**Problem details**
Provide the records once more, identical to the original.

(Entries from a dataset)

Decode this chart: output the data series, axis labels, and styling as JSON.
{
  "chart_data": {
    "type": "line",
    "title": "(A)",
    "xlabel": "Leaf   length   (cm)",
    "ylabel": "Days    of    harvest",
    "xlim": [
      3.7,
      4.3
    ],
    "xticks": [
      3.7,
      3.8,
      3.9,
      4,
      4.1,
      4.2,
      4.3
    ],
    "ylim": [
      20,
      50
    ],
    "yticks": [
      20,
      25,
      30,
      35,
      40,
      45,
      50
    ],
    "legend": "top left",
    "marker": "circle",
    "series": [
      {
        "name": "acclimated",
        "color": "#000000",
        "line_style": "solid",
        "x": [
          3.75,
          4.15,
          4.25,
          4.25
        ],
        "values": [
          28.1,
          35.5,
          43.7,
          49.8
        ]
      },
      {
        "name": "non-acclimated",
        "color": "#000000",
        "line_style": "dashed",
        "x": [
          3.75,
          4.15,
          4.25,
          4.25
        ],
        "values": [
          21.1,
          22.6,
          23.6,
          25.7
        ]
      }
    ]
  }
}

**Finished task**
Decode this chart: output the data series, axis labels, and styling as JSON.
{
  "chart_data": {
    "type": "line",
    "title": "(A)",
    "xlabel": "Leaf   length   (cm)",
    "ylabel": "Days    of    harvest",
    "xlim": [
      3.7,
      4.3
    ],
    "xticks": [
      3.7,
      3.8,
      3.9,
      4,
      4.1,
      4.2,
      4.3
    ],
    "ylim": [
      20,
      50
    ],
    "yticks": [
      20,
      25,
      30,
      35,
      40,
      45,
      50
    ],
    "legend": "top left",
    "marker": "circle",
    "series": [
      {
        "name": "acclimated",
        "color": "#000000",
        "line_style": "solid",
        "x": [
          3.75,
          4.15,
          4.25,
          4.25
        ],
        "values": [
          28.1,
          35.5,
          43.7,
          49.8
        ]
      },
      {
        "name": "non-acclimated",
        "color": "#000000",
        "line_style": "dashed",
        "x": [
          3.75,
          4.15,
          4.25,
          4.25
        ],
        "values": [
          21.1,
          22.6,
          23.6,
          25.7
        ]
      }
    ]
  }
}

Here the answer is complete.